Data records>
⟨
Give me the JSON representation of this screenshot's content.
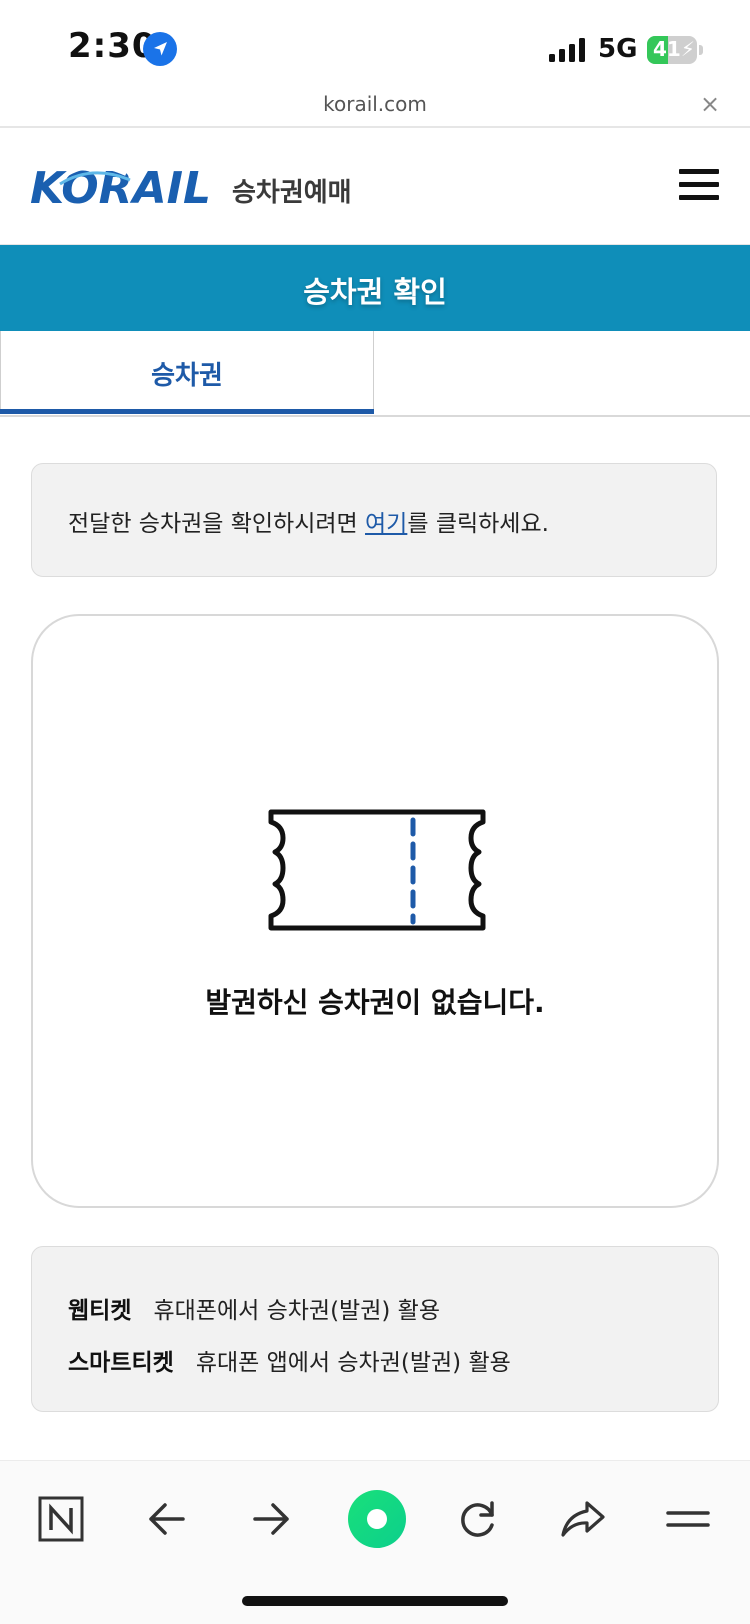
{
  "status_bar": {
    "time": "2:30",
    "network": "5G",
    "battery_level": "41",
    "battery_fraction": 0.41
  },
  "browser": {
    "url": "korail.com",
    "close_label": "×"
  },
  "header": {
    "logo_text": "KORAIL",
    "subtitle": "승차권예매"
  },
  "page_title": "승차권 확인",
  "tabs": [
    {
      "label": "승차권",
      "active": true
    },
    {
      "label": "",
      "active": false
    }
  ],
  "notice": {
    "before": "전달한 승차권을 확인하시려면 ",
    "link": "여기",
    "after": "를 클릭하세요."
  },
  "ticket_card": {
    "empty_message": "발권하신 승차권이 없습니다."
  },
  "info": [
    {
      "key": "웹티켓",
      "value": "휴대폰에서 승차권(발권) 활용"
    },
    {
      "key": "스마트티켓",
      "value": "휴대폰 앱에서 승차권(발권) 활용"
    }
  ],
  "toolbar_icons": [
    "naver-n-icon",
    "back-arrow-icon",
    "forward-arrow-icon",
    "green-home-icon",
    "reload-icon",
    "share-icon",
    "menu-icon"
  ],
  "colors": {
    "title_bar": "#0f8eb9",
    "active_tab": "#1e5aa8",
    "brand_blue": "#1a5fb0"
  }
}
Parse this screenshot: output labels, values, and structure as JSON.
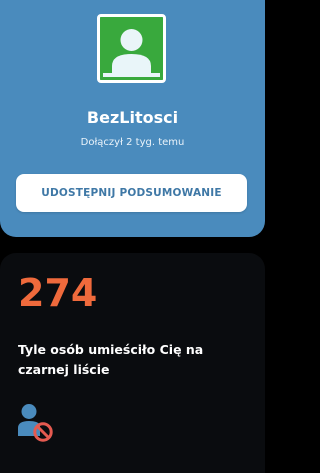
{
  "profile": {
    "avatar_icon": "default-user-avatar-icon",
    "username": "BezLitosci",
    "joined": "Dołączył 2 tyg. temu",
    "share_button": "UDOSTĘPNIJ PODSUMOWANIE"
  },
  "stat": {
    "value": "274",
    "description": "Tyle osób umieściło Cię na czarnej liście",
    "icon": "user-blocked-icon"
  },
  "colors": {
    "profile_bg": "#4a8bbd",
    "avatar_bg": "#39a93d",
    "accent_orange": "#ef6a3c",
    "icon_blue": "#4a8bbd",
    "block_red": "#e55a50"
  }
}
⟩
⟨
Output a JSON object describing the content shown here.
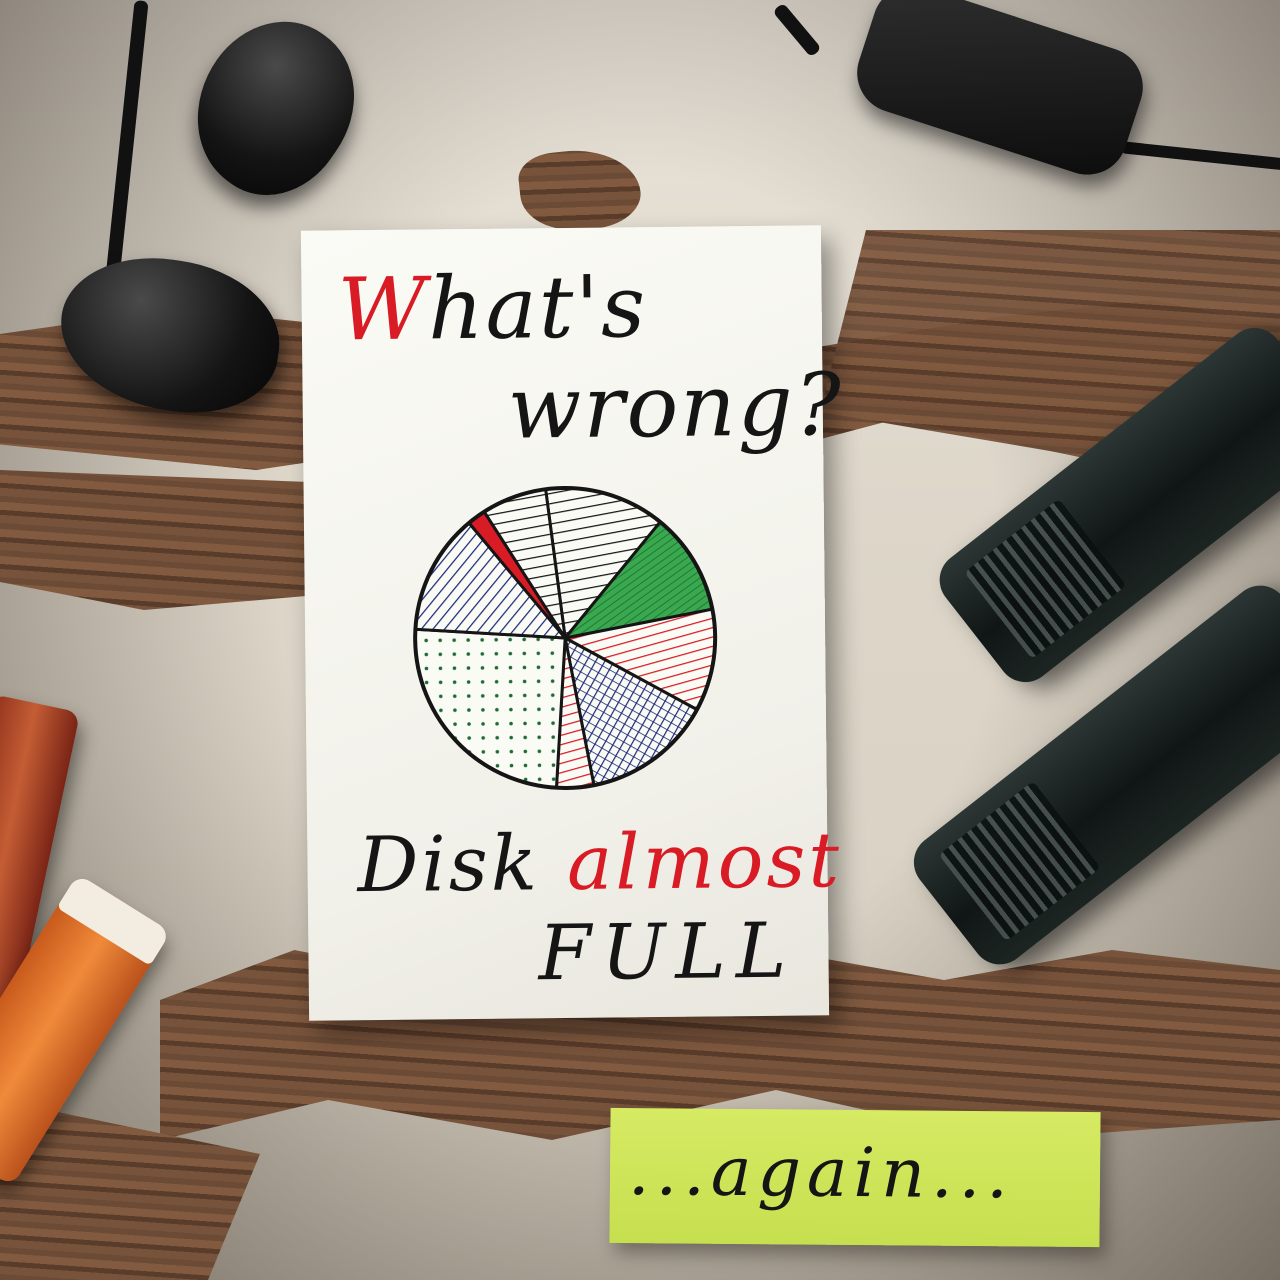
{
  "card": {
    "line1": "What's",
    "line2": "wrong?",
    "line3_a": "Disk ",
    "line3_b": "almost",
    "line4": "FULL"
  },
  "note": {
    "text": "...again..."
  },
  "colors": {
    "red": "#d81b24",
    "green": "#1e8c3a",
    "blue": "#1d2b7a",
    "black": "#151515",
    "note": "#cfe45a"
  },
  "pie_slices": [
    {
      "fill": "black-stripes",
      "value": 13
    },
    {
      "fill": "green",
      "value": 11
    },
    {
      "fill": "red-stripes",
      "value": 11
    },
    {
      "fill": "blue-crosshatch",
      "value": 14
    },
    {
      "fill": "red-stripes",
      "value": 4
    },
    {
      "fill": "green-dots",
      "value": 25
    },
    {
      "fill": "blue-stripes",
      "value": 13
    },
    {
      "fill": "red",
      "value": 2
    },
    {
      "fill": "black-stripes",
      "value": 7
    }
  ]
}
⟩
⟨
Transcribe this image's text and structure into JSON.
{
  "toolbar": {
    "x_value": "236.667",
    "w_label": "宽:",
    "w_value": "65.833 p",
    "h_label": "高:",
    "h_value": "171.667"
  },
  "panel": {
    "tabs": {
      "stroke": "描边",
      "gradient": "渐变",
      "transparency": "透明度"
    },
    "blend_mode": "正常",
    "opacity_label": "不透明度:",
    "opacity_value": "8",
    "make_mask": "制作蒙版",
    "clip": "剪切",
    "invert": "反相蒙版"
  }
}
⟩
TASK INSTRUCTIONS> Go through the records and gather the lines that hold "JSON".

RESPONSE>
Give me the JSON representation of this screenshot's content.
Parse this screenshot: output labels, values, and structure as JSON.
Output a JSON object describing the content shown here.
Transcribe this image's text and structure into JSON.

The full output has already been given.